---------- DATA LINES ----------

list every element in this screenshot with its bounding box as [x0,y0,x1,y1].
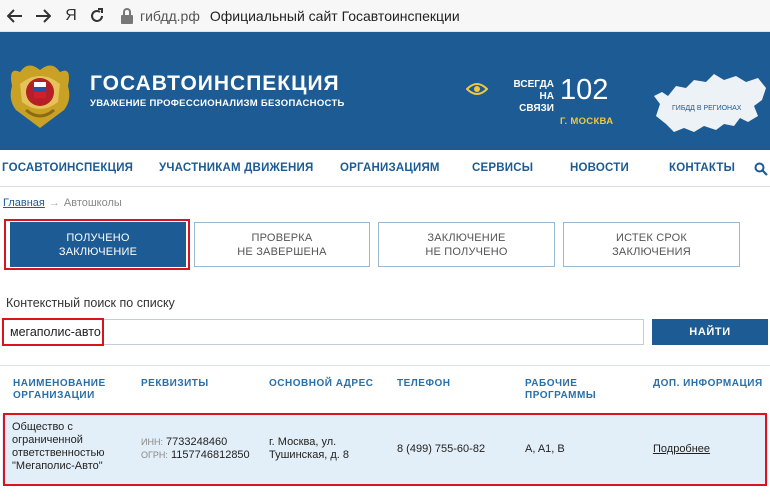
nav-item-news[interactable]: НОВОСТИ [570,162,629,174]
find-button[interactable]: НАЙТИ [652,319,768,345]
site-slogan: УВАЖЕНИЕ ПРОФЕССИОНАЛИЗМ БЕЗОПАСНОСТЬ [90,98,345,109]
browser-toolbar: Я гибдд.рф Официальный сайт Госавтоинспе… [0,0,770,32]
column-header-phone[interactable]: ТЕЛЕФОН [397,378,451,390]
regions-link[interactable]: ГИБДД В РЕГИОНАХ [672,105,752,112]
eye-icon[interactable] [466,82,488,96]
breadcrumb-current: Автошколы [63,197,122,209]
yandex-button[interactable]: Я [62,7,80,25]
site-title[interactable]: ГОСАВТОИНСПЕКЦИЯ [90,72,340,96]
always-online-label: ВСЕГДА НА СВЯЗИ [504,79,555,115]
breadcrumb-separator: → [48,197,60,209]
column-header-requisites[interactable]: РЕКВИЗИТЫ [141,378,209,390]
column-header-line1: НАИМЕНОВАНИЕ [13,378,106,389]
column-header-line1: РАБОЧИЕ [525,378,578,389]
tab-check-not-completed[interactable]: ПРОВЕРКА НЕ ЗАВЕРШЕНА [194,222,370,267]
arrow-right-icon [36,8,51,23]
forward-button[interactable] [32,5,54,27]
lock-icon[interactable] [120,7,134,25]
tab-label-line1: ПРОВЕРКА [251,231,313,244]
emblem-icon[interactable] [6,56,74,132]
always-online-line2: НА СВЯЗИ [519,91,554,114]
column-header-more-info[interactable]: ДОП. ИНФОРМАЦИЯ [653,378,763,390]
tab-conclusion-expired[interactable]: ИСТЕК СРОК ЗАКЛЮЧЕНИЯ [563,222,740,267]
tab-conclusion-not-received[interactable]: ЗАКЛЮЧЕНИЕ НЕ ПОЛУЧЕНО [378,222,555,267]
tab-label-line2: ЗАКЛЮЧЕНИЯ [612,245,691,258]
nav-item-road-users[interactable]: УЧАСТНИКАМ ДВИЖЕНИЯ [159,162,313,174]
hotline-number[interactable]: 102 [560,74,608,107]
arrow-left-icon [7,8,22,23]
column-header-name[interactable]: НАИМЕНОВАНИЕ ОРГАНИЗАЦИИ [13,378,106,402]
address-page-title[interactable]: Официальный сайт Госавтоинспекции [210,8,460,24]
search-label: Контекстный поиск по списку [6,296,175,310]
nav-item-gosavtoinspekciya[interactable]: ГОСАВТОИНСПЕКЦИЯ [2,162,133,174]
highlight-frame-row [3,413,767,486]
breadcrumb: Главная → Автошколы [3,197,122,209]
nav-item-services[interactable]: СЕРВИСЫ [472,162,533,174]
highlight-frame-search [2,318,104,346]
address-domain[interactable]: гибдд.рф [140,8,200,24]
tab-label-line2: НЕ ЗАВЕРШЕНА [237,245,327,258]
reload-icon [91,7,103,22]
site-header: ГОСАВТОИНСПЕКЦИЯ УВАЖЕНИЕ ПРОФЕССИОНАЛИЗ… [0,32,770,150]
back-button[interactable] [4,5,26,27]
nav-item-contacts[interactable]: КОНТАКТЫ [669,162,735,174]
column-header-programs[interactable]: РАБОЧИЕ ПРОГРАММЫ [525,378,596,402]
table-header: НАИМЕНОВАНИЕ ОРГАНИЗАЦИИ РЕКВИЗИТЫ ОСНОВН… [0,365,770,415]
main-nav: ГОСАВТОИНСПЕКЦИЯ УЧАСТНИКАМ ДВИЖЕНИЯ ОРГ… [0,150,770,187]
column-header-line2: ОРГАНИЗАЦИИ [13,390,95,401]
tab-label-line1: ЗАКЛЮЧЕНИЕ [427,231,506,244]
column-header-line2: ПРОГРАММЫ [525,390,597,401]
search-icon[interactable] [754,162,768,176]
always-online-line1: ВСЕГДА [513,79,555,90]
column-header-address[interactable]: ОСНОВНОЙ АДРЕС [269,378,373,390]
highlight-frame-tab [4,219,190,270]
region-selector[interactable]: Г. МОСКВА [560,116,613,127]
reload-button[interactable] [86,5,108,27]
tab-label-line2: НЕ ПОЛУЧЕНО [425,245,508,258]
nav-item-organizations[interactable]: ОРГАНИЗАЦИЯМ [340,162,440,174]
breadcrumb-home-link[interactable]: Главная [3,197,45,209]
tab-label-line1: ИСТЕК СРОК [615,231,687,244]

----------
---------- DATA LINES ----------

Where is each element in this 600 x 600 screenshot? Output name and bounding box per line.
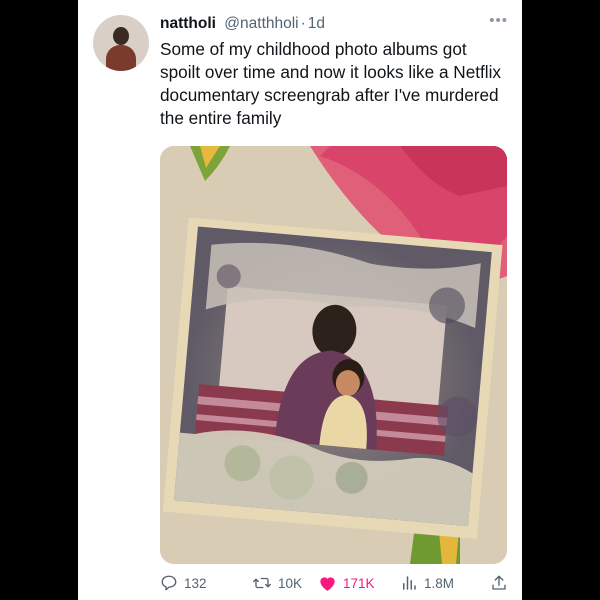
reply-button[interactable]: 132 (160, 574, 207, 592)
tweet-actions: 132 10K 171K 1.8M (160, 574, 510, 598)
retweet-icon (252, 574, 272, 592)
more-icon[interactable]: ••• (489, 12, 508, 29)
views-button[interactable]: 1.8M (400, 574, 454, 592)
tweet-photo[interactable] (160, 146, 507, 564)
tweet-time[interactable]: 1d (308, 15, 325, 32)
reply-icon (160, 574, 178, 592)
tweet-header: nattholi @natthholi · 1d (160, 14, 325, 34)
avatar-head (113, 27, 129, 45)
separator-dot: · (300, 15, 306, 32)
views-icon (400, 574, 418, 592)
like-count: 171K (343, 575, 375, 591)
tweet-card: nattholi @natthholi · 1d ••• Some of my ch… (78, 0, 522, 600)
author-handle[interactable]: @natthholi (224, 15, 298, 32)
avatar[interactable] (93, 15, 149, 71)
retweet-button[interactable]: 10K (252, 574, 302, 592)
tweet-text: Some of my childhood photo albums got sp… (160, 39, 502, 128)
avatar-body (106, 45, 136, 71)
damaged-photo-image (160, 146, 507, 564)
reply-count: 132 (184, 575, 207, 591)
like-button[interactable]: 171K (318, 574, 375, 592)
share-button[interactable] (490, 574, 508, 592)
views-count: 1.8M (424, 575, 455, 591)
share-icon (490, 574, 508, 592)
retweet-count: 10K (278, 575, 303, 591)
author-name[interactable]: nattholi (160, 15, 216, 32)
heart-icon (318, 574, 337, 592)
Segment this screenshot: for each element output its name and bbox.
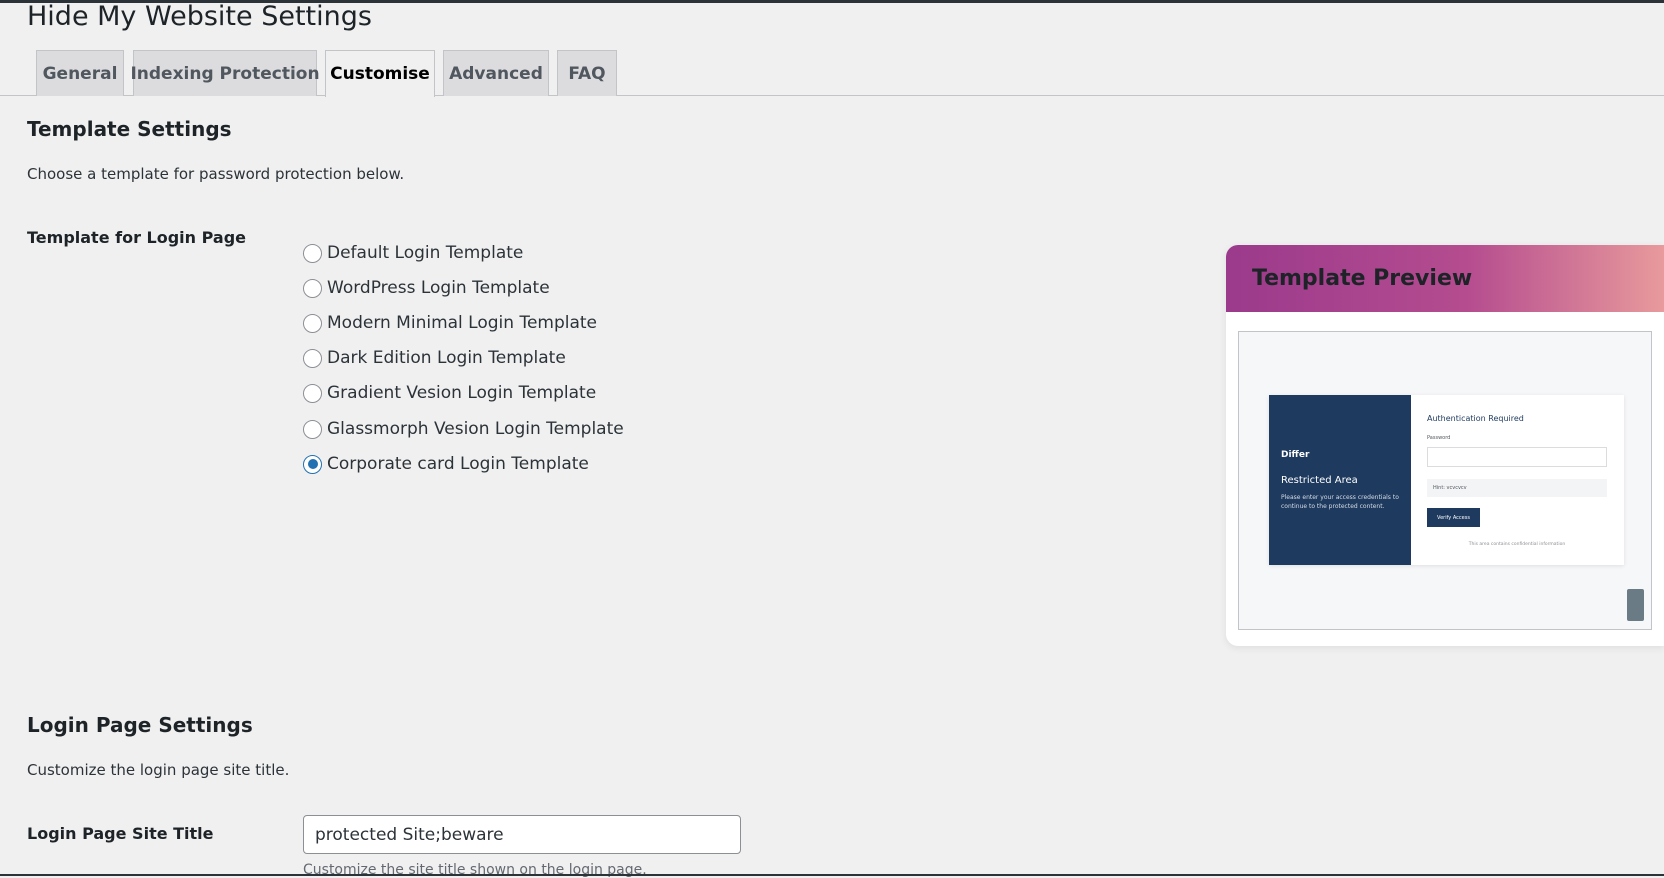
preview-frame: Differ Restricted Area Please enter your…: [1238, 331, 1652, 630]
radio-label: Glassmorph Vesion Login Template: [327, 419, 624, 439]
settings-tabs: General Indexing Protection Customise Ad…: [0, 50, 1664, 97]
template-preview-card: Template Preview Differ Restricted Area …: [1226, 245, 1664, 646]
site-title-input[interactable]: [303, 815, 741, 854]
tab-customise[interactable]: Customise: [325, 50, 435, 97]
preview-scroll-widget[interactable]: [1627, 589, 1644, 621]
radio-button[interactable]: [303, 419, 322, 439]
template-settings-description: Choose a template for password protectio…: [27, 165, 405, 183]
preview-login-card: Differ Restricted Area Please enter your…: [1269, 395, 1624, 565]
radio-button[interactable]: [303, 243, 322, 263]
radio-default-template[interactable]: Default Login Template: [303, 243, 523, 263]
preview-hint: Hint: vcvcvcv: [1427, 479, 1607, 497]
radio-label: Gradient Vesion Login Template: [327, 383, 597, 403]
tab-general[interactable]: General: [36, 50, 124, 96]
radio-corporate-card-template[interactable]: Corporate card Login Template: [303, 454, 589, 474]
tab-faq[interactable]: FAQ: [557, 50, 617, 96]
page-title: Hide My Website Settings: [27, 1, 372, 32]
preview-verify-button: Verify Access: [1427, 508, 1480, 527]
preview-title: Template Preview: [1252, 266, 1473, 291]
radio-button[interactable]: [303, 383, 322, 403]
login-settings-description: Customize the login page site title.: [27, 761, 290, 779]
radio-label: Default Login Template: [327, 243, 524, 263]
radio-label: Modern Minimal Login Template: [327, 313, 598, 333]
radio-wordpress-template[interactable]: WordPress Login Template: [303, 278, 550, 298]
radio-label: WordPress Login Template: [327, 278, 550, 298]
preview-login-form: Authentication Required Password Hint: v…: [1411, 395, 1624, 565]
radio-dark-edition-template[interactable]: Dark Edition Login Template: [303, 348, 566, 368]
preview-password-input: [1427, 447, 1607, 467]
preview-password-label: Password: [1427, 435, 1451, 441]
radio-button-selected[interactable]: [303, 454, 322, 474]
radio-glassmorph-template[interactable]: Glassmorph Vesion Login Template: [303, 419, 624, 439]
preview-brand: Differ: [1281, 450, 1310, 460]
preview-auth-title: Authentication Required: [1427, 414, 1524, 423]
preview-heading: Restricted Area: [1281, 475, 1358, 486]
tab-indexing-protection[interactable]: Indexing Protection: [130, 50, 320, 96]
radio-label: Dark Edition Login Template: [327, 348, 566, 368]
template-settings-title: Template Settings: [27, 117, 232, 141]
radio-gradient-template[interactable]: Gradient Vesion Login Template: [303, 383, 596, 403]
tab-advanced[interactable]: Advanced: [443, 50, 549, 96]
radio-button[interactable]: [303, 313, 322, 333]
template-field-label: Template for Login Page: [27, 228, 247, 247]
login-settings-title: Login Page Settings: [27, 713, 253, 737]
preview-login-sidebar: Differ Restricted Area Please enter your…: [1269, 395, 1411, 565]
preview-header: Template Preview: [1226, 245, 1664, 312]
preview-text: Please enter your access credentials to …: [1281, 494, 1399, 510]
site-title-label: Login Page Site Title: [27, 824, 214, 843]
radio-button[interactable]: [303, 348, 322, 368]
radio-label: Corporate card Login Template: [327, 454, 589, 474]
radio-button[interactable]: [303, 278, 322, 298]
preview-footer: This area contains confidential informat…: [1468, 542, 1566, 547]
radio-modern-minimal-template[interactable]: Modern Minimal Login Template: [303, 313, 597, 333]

----------

# TO DO
Output every line from the one containing "preview-frame: Differ Restricted" down to the one containing "site-title-input[interactable]: [303, 815, 741, 854]", both included, with each line reproduced exactly.

# ANSWER BELOW
preview-frame: Differ Restricted Area Please enter your…: [1238, 331, 1652, 630]
radio-label: Glassmorph Vesion Login Template: [327, 419, 624, 439]
settings-tabs: General Indexing Protection Customise Ad…: [0, 50, 1664, 97]
template-preview-card: Template Preview Differ Restricted Area …: [1226, 245, 1664, 646]
site-title-input[interactable]: [303, 815, 741, 854]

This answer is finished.